§ **The exercise**: Search the material for the word "category" and report each line where it turns up.

>> Start Material

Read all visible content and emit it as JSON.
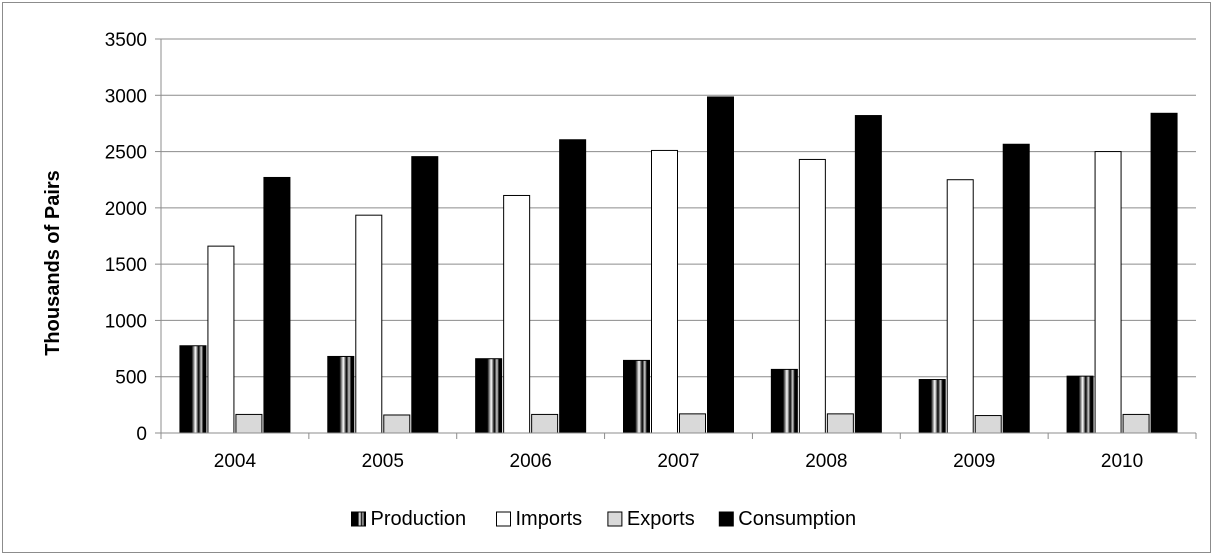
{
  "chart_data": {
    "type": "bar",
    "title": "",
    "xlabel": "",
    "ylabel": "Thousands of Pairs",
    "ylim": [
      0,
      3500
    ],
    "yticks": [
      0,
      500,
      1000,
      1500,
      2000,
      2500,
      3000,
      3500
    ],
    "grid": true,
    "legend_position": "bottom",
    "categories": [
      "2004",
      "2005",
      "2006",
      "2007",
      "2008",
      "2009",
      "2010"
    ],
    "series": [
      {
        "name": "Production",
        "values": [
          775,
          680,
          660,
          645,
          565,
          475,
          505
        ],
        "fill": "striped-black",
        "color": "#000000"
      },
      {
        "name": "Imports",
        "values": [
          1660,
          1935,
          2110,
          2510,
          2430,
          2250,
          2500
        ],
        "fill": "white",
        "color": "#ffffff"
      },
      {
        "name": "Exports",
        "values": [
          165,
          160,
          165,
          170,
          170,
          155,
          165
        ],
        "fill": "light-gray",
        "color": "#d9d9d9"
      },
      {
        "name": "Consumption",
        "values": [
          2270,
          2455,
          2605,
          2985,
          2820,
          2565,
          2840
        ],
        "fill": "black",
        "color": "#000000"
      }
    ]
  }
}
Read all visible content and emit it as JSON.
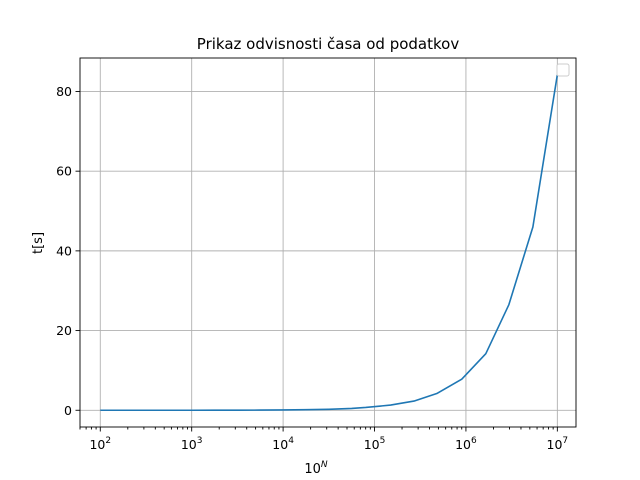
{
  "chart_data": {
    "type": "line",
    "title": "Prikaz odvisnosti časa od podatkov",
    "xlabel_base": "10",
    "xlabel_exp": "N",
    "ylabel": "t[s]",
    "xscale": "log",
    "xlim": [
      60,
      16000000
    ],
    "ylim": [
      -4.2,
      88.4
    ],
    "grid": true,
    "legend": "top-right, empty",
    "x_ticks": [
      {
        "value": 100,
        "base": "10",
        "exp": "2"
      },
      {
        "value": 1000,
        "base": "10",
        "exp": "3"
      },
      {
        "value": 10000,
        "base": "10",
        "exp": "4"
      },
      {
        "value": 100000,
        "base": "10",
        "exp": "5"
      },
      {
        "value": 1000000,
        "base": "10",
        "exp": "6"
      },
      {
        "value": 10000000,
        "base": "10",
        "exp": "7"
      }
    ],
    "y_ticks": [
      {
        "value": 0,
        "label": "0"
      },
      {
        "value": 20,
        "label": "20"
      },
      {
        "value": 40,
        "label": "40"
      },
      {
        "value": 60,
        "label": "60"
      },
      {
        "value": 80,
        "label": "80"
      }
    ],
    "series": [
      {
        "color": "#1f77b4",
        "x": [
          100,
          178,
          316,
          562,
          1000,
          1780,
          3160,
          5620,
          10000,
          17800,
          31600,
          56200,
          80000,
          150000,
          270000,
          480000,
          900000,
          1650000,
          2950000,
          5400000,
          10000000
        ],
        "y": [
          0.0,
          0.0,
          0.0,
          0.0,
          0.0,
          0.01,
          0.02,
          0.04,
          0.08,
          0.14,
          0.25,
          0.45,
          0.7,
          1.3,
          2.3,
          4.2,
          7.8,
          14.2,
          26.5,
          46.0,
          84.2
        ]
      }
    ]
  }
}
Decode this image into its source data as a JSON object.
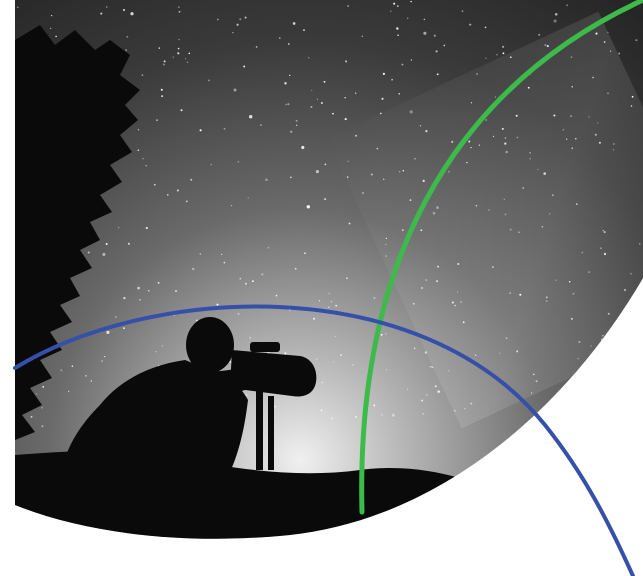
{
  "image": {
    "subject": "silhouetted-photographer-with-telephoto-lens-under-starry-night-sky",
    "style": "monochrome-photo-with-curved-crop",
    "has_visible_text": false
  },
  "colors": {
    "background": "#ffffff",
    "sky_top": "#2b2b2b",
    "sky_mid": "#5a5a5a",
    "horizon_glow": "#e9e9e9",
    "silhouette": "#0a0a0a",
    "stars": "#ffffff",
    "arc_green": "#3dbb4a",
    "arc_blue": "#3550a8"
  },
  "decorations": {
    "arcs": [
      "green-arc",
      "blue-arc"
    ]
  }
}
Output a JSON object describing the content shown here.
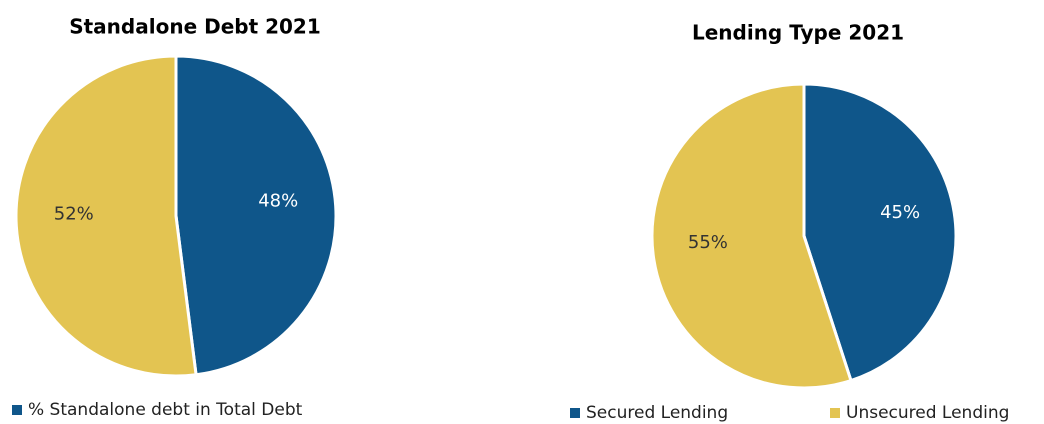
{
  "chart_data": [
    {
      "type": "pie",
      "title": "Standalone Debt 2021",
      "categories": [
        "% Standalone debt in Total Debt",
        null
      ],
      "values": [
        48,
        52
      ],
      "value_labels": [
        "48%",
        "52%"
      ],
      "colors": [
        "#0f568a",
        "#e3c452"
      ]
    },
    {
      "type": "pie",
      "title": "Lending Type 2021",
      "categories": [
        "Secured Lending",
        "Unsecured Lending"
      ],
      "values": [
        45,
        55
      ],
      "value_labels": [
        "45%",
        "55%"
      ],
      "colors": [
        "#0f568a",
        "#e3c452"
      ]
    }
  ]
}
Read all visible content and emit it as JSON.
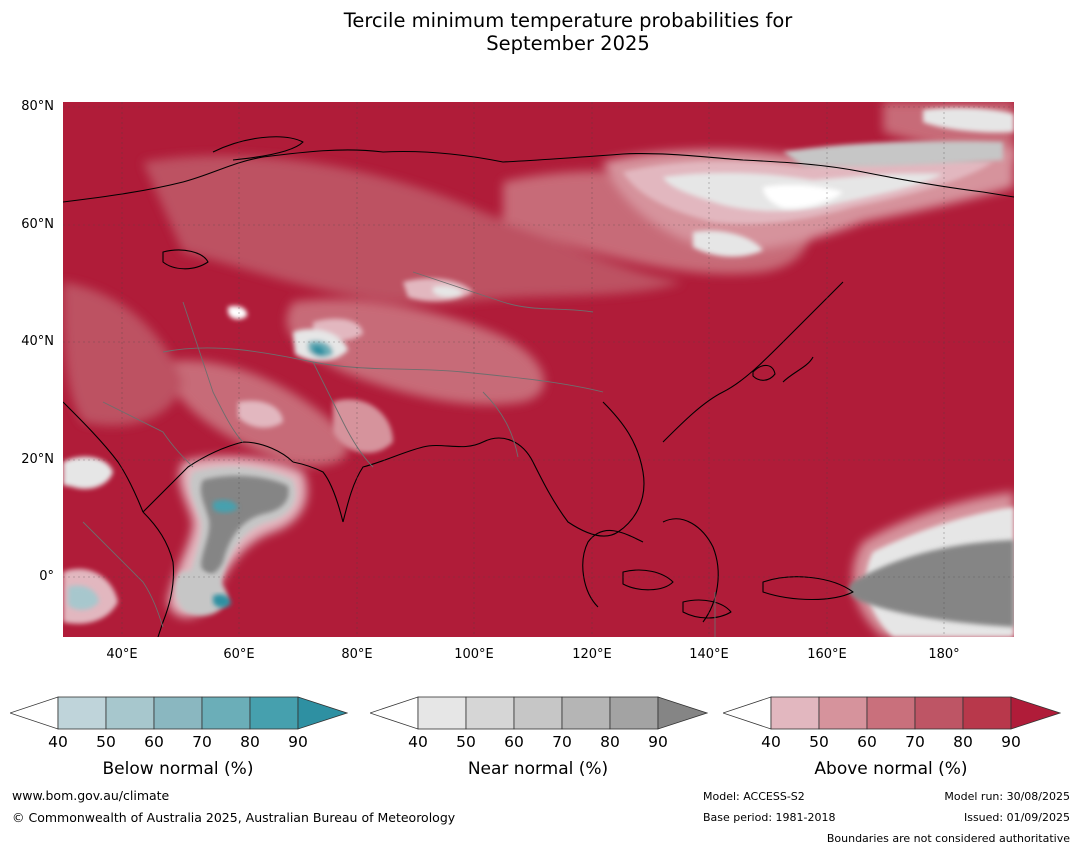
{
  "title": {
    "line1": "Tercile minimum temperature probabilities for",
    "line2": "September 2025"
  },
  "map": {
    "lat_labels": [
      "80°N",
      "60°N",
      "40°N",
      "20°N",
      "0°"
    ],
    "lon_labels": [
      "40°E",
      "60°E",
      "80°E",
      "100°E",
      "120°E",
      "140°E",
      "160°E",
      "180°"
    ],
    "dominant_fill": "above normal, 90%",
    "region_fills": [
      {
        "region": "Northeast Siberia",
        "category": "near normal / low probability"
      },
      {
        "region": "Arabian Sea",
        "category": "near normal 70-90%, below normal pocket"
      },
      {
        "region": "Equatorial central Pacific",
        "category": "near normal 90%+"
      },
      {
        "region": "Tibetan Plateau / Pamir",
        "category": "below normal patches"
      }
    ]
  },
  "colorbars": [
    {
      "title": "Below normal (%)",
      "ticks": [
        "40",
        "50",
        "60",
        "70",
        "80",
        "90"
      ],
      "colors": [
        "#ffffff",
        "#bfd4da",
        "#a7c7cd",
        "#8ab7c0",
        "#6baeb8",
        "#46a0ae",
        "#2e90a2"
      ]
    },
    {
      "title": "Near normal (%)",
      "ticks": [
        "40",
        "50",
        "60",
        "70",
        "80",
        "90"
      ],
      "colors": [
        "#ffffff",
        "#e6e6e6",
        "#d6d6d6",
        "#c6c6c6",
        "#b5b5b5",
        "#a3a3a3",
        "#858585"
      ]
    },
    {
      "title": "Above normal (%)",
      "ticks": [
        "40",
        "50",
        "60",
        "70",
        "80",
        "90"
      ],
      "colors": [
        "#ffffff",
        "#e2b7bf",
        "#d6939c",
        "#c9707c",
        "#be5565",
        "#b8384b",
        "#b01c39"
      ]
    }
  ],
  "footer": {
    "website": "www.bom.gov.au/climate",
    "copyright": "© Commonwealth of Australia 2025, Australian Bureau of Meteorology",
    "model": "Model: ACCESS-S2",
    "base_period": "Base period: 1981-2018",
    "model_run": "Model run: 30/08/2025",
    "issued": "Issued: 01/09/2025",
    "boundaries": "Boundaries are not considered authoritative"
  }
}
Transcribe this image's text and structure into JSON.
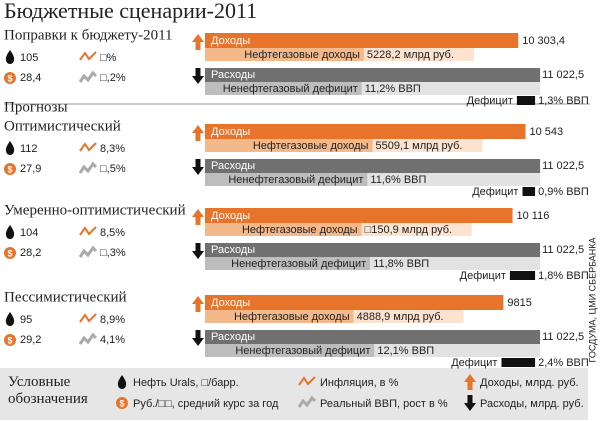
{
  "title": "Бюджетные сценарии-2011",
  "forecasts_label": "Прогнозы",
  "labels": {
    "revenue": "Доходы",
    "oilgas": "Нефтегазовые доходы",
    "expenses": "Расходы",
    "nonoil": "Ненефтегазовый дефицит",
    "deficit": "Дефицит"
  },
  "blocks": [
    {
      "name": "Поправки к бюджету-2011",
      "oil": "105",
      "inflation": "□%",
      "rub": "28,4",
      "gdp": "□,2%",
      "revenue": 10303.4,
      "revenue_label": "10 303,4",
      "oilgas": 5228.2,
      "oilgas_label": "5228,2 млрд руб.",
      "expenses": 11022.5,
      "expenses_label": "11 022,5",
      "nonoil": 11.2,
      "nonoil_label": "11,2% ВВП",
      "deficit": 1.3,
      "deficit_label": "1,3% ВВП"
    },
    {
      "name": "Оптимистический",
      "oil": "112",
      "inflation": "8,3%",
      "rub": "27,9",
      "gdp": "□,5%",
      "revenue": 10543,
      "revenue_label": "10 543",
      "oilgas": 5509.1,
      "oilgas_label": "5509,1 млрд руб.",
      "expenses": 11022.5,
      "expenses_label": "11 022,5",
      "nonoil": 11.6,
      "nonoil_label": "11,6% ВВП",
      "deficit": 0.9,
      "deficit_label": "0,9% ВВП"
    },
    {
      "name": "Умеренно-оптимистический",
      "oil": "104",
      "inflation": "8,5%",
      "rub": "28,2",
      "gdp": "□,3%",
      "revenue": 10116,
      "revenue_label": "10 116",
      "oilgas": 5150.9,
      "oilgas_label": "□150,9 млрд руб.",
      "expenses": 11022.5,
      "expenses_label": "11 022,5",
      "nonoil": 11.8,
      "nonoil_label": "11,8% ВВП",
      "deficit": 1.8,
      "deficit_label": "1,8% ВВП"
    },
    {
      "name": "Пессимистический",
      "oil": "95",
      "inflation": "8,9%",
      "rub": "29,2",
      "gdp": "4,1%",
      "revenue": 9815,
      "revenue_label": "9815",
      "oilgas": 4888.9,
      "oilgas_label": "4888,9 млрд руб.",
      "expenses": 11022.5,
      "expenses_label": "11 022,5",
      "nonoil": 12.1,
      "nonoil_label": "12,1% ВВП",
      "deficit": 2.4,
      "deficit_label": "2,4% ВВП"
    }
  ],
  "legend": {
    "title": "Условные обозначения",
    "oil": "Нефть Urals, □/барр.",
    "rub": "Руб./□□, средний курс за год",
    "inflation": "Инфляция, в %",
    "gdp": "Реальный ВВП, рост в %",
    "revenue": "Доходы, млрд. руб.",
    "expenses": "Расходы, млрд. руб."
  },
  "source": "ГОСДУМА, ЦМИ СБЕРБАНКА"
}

>> End Material

§ **The answer**:
        "category": "near normal / low probability"
        "category": "near normal 70-90%, below normal pocket"
        "category": "near normal 90%+"
        "category": "below normal patches"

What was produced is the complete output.